What is expected
Go through the listing below and list every line with "Vegetable".

Record list
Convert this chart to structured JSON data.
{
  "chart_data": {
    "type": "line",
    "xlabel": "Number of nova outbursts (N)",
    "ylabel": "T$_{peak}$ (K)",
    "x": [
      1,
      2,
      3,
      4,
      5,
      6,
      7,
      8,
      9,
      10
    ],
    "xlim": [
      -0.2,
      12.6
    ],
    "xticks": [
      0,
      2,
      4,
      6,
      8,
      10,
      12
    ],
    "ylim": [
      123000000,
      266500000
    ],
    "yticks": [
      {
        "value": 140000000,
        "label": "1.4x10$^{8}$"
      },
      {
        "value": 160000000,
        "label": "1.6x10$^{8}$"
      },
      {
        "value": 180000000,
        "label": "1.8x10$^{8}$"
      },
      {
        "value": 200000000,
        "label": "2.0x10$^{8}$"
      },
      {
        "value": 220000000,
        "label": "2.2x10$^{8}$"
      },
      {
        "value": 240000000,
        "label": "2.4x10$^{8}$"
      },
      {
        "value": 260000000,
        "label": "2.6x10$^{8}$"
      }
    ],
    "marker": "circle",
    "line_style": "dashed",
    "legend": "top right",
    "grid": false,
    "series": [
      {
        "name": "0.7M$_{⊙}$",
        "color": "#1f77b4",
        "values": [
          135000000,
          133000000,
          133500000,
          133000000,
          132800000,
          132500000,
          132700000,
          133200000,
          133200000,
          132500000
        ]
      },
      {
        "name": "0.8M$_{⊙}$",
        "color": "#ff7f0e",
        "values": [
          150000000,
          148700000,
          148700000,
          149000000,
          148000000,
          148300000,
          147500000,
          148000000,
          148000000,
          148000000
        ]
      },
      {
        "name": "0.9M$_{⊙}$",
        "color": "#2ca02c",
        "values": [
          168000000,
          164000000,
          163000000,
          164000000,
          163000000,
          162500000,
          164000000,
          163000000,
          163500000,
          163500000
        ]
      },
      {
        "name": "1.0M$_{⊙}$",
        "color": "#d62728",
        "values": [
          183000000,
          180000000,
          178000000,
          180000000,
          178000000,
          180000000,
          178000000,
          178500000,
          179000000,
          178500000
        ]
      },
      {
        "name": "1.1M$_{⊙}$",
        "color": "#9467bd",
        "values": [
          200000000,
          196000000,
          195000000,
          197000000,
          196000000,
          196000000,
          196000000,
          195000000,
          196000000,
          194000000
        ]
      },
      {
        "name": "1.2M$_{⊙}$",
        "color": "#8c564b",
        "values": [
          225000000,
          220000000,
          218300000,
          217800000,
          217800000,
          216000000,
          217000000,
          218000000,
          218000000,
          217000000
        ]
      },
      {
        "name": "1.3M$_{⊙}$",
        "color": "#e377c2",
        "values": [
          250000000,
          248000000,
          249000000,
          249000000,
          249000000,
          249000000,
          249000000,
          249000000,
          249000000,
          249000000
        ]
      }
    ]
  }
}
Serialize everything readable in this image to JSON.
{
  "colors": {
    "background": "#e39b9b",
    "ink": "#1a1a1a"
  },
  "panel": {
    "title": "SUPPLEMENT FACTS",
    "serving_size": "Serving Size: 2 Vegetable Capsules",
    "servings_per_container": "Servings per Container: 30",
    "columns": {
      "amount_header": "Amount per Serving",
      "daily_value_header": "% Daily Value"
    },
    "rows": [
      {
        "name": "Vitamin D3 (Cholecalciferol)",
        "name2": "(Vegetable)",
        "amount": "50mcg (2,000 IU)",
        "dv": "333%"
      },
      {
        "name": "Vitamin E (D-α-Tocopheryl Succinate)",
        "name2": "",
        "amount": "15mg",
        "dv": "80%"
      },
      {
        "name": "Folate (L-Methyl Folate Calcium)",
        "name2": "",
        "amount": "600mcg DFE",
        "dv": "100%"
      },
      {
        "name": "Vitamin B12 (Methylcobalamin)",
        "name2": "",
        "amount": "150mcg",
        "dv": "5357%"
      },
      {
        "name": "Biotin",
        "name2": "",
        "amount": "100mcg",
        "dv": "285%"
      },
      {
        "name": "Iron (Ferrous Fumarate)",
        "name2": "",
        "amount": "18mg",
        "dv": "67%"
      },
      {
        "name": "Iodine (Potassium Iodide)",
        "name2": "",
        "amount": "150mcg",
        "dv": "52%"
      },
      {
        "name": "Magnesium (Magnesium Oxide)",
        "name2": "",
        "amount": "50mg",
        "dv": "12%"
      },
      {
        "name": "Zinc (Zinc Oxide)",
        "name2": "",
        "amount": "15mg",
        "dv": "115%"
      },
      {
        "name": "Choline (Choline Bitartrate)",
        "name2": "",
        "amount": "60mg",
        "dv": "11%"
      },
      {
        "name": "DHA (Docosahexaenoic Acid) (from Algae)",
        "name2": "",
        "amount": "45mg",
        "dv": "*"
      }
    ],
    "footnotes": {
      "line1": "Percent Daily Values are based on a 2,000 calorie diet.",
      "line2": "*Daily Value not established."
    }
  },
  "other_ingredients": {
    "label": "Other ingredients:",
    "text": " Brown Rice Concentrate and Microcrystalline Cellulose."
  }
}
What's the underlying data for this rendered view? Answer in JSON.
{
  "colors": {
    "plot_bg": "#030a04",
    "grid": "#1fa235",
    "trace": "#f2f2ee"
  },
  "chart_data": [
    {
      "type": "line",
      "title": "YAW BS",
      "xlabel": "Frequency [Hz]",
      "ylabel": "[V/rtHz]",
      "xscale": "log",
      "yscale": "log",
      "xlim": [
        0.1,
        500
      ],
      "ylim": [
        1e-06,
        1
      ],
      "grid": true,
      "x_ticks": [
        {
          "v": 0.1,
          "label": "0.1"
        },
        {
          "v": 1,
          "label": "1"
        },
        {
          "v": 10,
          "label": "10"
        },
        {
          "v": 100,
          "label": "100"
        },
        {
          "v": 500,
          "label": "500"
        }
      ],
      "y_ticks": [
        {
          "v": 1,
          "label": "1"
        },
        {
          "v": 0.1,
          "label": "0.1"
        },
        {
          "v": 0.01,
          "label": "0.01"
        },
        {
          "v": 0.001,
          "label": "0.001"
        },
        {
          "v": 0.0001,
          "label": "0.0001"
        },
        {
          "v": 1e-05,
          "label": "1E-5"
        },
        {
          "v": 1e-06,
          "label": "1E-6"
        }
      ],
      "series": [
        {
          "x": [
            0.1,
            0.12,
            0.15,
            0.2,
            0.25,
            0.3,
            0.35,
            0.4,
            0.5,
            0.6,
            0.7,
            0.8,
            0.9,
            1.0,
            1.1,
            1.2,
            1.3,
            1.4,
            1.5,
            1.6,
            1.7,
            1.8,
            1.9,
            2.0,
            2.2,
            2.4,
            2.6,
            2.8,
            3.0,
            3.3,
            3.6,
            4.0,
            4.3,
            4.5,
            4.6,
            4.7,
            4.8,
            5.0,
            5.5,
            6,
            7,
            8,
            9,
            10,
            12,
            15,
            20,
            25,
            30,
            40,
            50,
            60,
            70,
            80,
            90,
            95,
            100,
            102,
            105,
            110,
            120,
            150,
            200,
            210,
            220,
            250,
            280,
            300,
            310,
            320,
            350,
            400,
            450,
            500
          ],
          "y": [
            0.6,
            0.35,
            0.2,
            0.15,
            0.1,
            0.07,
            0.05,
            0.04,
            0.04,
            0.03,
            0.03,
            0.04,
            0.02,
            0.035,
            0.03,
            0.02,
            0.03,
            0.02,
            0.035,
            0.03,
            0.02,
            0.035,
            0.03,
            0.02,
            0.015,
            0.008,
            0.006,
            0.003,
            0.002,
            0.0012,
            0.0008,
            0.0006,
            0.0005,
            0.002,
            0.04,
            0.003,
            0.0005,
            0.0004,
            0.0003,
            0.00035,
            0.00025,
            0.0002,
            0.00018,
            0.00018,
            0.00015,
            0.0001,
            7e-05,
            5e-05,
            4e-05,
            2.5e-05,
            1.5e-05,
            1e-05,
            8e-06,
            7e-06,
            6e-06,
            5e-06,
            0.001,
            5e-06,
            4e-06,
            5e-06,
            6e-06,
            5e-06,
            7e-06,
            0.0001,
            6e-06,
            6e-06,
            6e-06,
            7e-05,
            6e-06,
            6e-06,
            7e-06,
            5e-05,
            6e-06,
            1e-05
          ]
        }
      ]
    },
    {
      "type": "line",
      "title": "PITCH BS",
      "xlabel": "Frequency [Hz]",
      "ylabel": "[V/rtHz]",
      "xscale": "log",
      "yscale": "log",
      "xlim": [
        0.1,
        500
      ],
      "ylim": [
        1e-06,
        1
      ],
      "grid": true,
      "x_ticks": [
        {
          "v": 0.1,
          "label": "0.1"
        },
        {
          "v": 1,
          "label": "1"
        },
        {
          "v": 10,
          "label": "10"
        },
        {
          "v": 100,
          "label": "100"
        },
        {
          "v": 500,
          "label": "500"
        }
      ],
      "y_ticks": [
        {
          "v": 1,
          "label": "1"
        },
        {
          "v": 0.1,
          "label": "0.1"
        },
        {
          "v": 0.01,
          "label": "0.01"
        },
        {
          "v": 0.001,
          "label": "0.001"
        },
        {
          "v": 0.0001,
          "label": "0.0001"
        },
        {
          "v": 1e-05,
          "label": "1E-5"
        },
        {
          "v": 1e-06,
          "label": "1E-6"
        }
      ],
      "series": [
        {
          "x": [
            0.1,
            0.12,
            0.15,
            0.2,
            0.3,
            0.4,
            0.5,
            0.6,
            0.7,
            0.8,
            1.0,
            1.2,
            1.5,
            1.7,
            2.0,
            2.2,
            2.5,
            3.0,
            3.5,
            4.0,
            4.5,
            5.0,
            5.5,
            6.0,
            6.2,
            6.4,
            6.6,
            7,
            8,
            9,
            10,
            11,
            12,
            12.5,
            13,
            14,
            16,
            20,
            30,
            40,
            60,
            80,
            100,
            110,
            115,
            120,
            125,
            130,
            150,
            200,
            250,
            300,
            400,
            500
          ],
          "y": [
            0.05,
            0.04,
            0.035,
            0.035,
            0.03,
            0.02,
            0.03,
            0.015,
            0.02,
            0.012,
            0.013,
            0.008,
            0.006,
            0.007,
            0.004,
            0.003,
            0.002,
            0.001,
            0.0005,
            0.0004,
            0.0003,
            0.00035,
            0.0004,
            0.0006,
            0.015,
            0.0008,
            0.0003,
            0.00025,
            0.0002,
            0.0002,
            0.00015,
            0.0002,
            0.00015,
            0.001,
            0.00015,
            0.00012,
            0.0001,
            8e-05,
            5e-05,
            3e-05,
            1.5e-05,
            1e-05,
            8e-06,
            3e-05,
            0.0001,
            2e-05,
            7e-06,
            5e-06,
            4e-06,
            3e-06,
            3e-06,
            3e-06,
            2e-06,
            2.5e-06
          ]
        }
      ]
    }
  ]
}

Correct result
    "serving_size": "Serving Size: 2 Vegetable Capsules",
        "name2": "(Vegetable)",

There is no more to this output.